**What the exercise asks**:
Single out the lines of the material that contain "this" and copy them.

**Dataset records**:
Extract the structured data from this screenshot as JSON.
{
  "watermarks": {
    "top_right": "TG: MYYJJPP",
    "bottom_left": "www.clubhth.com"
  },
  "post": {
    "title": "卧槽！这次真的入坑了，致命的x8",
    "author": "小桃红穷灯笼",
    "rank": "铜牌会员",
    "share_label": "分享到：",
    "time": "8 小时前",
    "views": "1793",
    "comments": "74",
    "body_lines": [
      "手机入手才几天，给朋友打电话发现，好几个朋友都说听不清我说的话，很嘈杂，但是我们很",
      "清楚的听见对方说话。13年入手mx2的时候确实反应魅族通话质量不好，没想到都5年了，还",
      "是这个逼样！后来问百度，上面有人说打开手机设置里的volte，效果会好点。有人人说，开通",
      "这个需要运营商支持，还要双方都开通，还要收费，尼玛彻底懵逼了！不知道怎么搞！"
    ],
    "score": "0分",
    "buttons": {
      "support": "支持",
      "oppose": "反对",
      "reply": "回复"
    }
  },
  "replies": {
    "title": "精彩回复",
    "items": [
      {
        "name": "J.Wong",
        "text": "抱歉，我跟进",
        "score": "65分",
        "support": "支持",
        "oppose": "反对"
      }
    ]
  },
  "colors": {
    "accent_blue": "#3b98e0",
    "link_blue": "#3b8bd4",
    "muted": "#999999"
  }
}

--

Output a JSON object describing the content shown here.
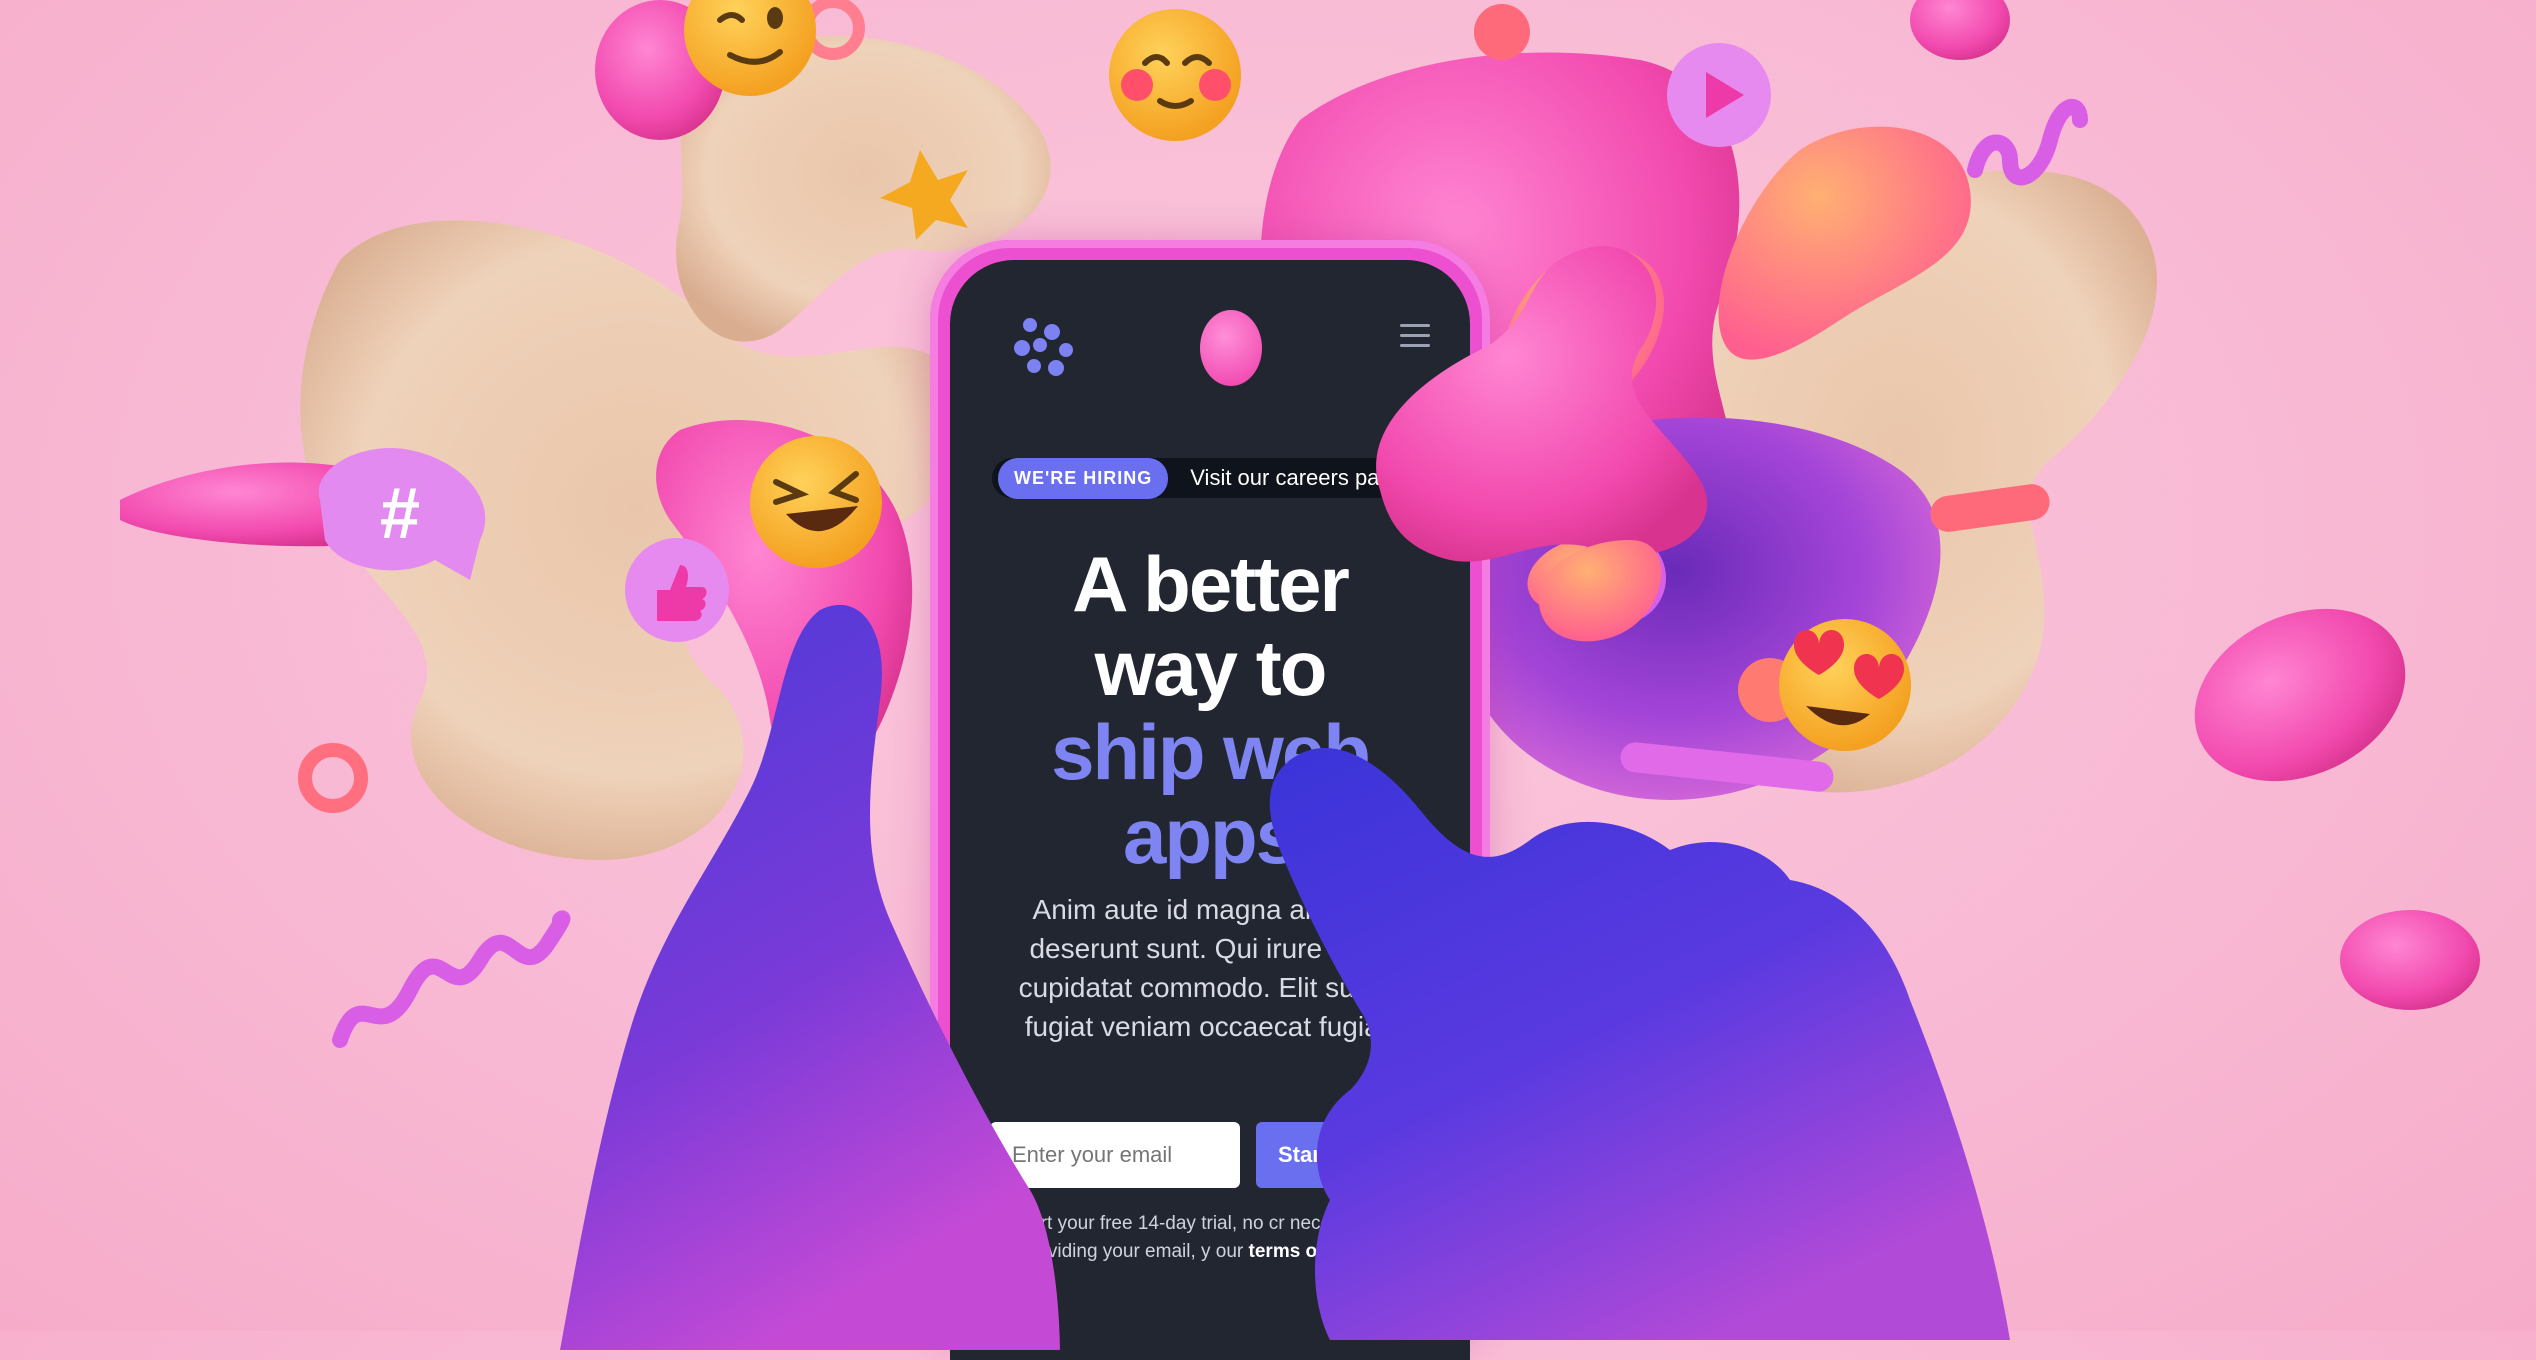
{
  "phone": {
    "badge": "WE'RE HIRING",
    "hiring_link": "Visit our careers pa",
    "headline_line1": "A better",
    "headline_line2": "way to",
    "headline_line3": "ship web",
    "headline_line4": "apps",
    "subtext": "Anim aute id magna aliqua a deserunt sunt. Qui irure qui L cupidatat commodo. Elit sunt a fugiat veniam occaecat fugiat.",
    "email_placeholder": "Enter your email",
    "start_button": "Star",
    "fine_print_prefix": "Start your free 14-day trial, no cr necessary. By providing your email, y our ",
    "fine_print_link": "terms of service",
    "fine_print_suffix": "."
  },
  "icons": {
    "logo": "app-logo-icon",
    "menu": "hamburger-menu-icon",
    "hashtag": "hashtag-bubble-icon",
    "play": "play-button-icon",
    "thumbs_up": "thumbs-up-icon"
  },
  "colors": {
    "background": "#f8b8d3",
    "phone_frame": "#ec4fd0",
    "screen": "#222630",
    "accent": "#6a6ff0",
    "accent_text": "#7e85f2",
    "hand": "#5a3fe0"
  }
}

==

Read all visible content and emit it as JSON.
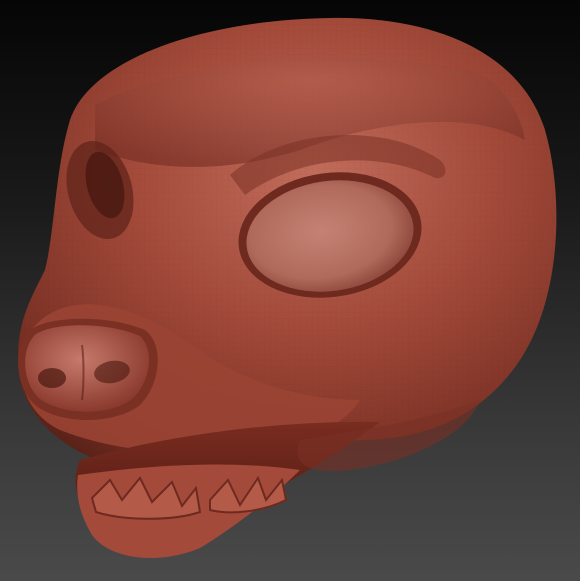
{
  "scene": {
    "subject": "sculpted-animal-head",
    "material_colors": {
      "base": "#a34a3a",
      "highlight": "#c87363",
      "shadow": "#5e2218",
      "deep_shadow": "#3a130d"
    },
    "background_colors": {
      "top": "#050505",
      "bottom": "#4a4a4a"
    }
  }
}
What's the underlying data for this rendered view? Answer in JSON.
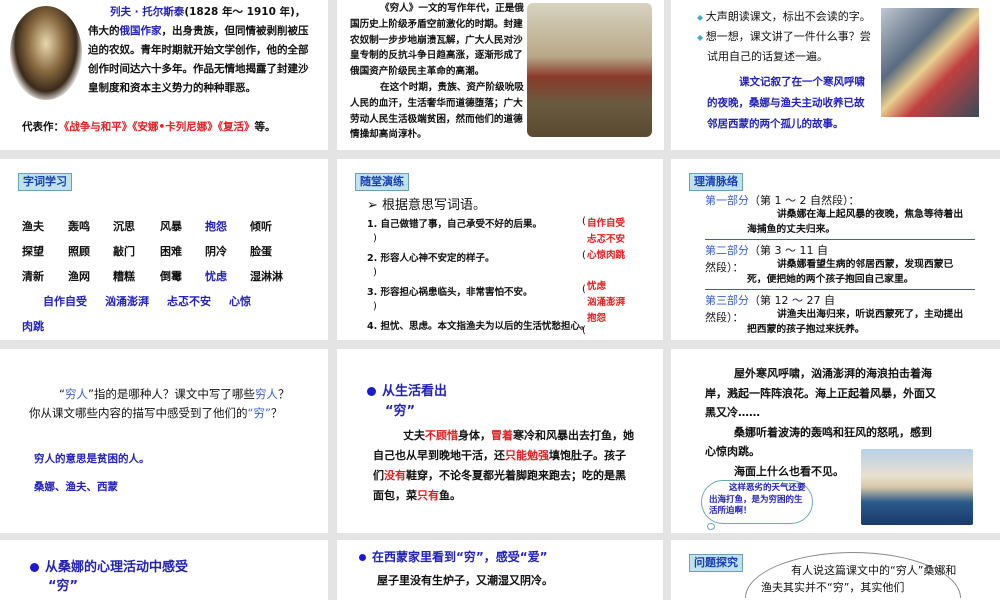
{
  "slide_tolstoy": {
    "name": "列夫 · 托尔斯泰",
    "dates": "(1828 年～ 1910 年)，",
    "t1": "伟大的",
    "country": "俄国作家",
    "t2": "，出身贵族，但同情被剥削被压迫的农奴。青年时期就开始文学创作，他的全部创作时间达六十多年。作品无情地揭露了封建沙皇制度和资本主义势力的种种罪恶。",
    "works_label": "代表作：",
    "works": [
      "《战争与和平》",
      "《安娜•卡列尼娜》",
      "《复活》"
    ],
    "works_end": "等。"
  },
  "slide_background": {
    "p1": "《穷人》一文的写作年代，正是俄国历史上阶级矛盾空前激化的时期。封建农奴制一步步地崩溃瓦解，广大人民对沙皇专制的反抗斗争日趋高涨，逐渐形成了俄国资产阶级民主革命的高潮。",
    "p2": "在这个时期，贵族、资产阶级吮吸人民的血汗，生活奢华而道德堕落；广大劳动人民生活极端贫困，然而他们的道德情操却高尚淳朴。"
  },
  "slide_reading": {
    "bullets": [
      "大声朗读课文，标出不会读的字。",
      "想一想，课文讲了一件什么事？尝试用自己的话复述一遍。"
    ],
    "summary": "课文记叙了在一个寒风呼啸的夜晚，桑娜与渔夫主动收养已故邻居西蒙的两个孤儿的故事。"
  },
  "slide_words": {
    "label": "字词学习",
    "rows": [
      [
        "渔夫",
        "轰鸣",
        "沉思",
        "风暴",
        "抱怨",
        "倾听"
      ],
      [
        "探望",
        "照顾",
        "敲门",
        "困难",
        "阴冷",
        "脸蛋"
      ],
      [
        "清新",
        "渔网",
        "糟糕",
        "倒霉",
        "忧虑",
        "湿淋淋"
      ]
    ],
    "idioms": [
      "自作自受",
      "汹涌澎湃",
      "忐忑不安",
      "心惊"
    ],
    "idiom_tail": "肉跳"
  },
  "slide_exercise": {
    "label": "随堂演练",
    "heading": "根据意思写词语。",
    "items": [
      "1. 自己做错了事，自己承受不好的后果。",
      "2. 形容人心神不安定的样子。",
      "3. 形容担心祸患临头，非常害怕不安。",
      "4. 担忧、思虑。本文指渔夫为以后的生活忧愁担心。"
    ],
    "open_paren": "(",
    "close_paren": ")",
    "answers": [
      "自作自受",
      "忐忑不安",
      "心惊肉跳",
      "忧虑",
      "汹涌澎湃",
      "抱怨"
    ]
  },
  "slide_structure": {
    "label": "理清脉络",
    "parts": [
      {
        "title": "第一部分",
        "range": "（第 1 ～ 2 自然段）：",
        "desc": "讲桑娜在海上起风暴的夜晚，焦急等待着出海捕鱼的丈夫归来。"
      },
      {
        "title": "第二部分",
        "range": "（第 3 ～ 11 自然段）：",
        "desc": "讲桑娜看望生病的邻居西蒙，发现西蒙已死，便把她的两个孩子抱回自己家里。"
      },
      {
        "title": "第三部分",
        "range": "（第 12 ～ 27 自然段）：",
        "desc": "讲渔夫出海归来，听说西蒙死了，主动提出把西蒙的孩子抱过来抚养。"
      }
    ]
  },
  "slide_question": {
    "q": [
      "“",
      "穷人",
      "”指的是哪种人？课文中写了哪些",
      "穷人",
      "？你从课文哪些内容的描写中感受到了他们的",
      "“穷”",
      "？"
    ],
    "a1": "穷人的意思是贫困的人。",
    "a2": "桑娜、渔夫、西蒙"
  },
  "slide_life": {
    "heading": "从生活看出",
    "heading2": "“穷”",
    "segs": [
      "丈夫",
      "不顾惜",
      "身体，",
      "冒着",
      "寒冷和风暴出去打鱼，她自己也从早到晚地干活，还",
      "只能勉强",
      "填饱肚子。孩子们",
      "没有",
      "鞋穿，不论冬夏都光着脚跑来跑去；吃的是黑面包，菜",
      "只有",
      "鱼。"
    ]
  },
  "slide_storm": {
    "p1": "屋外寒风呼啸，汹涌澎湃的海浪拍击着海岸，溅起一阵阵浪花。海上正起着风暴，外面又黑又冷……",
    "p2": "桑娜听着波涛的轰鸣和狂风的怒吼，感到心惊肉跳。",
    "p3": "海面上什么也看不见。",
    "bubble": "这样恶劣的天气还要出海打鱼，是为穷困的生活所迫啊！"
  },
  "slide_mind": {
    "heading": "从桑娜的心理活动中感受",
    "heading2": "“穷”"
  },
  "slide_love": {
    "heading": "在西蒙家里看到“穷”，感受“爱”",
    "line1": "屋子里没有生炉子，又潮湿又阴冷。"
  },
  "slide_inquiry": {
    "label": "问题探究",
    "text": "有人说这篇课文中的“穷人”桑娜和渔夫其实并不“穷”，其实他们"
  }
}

**Finished exercise**:
Extract the structured data from this screenshot as JSON.
What's the underlying data for this rendered view? Answer in JSON.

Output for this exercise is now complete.